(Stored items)
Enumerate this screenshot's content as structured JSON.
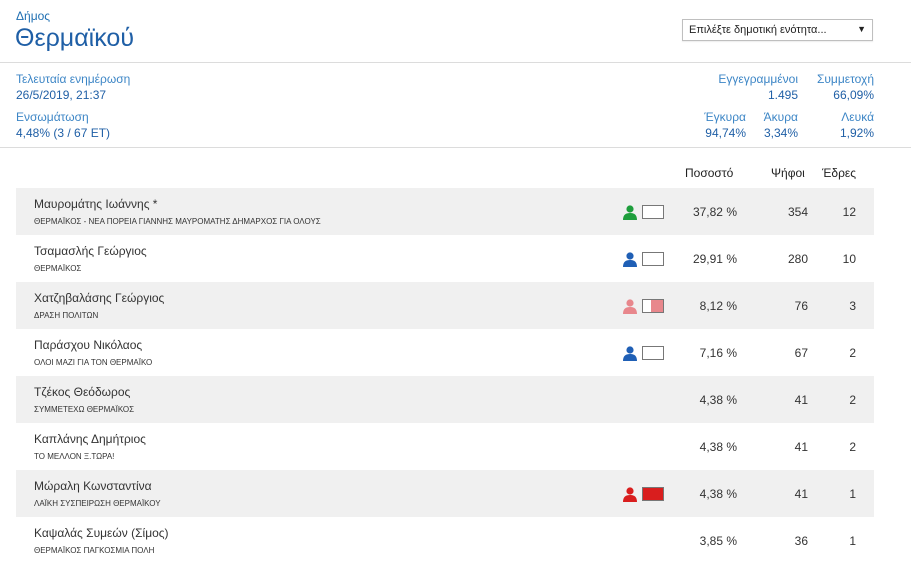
{
  "header": {
    "label": "Δήμος",
    "name": "Θερμαϊκού",
    "select_value": "Επιλέξτε δημοτική ενότητα..."
  },
  "info": {
    "last_update_label": "Τελευταία ενημέρωση",
    "last_update_value": "26/5/2019, 21:37",
    "integration_label": "Ενσωμάτωση",
    "integration_value": "4,48% (3 / 67 ΕΤ)",
    "registered_label": "Εγγεγραμμένοι",
    "registered_value": "1.495",
    "participation_label": "Συμμετοχή",
    "participation_value": "66,09%",
    "valid_label": "Έγκυρα",
    "valid_value": "94,74%",
    "invalid_label": "Άκυρα",
    "invalid_value": "3,34%",
    "blank_label": "Λευκά",
    "blank_value": "1,92%"
  },
  "columns": {
    "percent": "Ποσοστό",
    "votes": "Ψήφοι",
    "seats": "Έδρες"
  },
  "rows": [
    {
      "candidate": "Μαυρομάτης Ιωάννης *",
      "party": "ΘΕΡΜΑΪΚΟΣ - ΝΕΑ ΠΟΡΕΙΑ ΓΙΑΝΝΗΣ ΜΑΥΡΟΜΑΤΗΣ ΔΗΜΑΡΧΟΣ ΓΙΑ ΟΛΟΥΣ",
      "percent": "37,82 %",
      "votes": "354",
      "seats": "12",
      "icon_color": "#1e9e3c",
      "fill_color": "#1e9e3c",
      "fill_fraction": 0
    },
    {
      "candidate": "Τσαμασλής Γεώργιος",
      "party": "ΘΕΡΜΑΪΚΟΣ",
      "percent": "29,91 %",
      "votes": "280",
      "seats": "10",
      "icon_color": "#1f5fb5",
      "fill_color": "#1f5fb5",
      "fill_fraction": 0
    },
    {
      "candidate": "Χατζηβαλάσης Γεώργιος",
      "party": "ΔΡΑΣΗ ΠΟΛΙΤΩΝ",
      "percent": "8,12 %",
      "votes": "76",
      "seats": "3",
      "icon_color": "#e8878c",
      "fill_color": "#e8878c",
      "fill_fraction": 0.6
    },
    {
      "candidate": "Παράσχου Νικόλαος",
      "party": "ΟΛΟΙ ΜΑΖΙ ΓΙΑ ΤΟΝ ΘΕΡΜΑΪΚΟ",
      "percent": "7,16 %",
      "votes": "67",
      "seats": "2",
      "icon_color": "#1f5fb5",
      "fill_color": "#1f5fb5",
      "fill_fraction": 0
    },
    {
      "candidate": "Τζέκος Θεόδωρος",
      "party": "ΣΥΜΜΕΤΕΧΩ ΘΕΡΜΑΪΚΟΣ",
      "percent": "4,38 %",
      "votes": "41",
      "seats": "2"
    },
    {
      "candidate": "Καπλάνης Δημήτριος",
      "party": "ΤΟ ΜΕΛΛΟΝ Ξ.ΤΩΡΑ!",
      "percent": "4,38 %",
      "votes": "41",
      "seats": "2"
    },
    {
      "candidate": "Μώραλη Κωνσταντίνα",
      "party": "ΛΑΪΚΗ ΣΥΣΠΕΙΡΩΣΗ ΘΕΡΜΑΪΚΟΥ",
      "percent": "4,38 %",
      "votes": "41",
      "seats": "1",
      "icon_color": "#d91e1e",
      "fill_color": "#d91e1e",
      "fill_fraction": 1
    },
    {
      "candidate": "Καψαλάς Συμεών (Σίμος)",
      "party": "ΘΕΡΜΑΪΚΟΣ ΠΑΓΚΟΣΜΙΑ ΠΟΛΗ",
      "percent": "3,85 %",
      "votes": "36",
      "seats": "1"
    }
  ]
}
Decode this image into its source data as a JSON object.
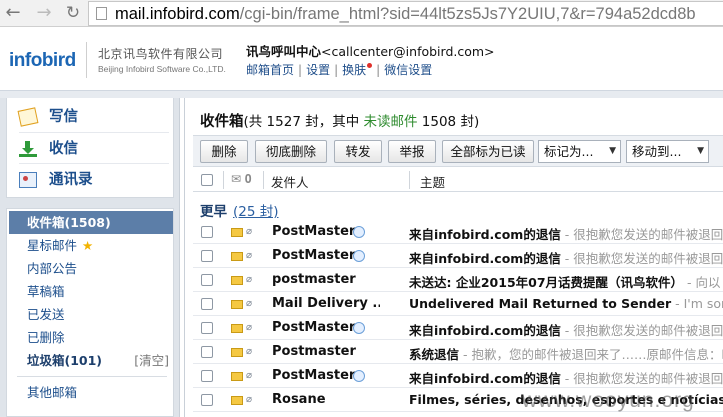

_EXERCISE REQUIREMENTS_: Copy out every line of the material above exactly, skipping the pictures.

_SOLUTION TO THIS TASK_:
Enumerate this screenshot's content as structured JSON.
{
  "header": {
    "label": "Δήμος",
    "name": "Θερμαϊκού",
    "select_value": "Επιλέξτε δημοτική ενότητα..."
  },
  "info": {
    "last_update_label": "Τελευταία ενημέρωση",
    "last_update_value": "26/5/2019, 21:37",
    "integration_label": "Ενσωμάτωση",
    "integration_value": "4,48% (3 / 67 ΕΤ)",
    "registered_label": "Εγγεγραμμένοι",
    "registered_value": "1.495",
    "participation_label": "Συμμετοχή",
    "participation_value": "66,09%",
    "valid_label": "Έγκυρα",
    "valid_value": "94,74%",
    "invalid_label": "Άκυρα",
    "invalid_value": "3,34%",
    "blank_label": "Λευκά",
    "blank_value": "1,92%"
  },
  "columns": {
    "percent": "Ποσοστό",
    "votes": "Ψήφοι",
    "seats": "Έδρες"
  },
  "rows": [
    {
      "candidate": "Μαυρομάτης Ιωάννης *",
      "party": "ΘΕΡΜΑΪΚΟΣ - ΝΕΑ ΠΟΡΕΙΑ ΓΙΑΝΝΗΣ ΜΑΥΡΟΜΑΤΗΣ ΔΗΜΑΡΧΟΣ ΓΙΑ ΟΛΟΥΣ",
      "percent": "37,82 %",
      "votes": "354",
      "seats": "12",
      "icon_color": "#1e9e3c",
      "fill_color": "#1e9e3c",
      "fill_fraction": 0
    },
    {
      "candidate": "Τσαμασλής Γεώργιος",
      "party": "ΘΕΡΜΑΪΚΟΣ",
      "percent": "29,91 %",
      "votes": "280",
      "seats": "10",
      "icon_color": "#1f5fb5",
      "fill_color": "#1f5fb5",
      "fill_fraction": 0
    },
    {
      "candidate": "Χατζηβαλάσης Γεώργιος",
      "party": "ΔΡΑΣΗ ΠΟΛΙΤΩΝ",
      "percent": "8,12 %",
      "votes": "76",
      "seats": "3",
      "icon_color": "#e8878c",
      "fill_color": "#e8878c",
      "fill_fraction": 0.6
    },
    {
      "candidate": "Παράσχου Νικόλαος",
      "party": "ΟΛΟΙ ΜΑΖΙ ΓΙΑ ΤΟΝ ΘΕΡΜΑΪΚΟ",
      "percent": "7,16 %",
      "votes": "67",
      "seats": "2",
      "icon_color": "#1f5fb5",
      "fill_color": "#1f5fb5",
      "fill_fraction": 0
    },
    {
      "candidate": "Τζέκος Θεόδωρος",
      "party": "ΣΥΜΜΕΤΕΧΩ ΘΕΡΜΑΪΚΟΣ",
      "percent": "4,38 %",
      "votes": "41",
      "seats": "2"
    },
    {
      "candidate": "Καπλάνης Δημήτριος",
      "party": "ΤΟ ΜΕΛΛΟΝ Ξ.ΤΩΡΑ!",
      "percent": "4,38 %",
      "votes": "41",
      "seats": "2"
    },
    {
      "candidate": "Μώραλη Κωνσταντίνα",
      "party": "ΛΑΪΚΗ ΣΥΣΠΕΙΡΩΣΗ ΘΕΡΜΑΪΚΟΥ",
      "percent": "4,38 %",
      "votes": "41",
      "seats": "1",
      "icon_color": "#d91e1e",
      "fill_color": "#d91e1e",
      "fill_fraction": 1
    },
    {
      "candidate": "Καψαλάς Συμεών (Σίμος)",
      "party": "ΘΕΡΜΑΪΚΟΣ ΠΑΓΚΟΣΜΙΑ ΠΟΛΗ",
      "percent": "3,85 %",
      "votes": "36",
      "seats": "1"
    }
  ]
}
Decode this image into its source data as a JSON object.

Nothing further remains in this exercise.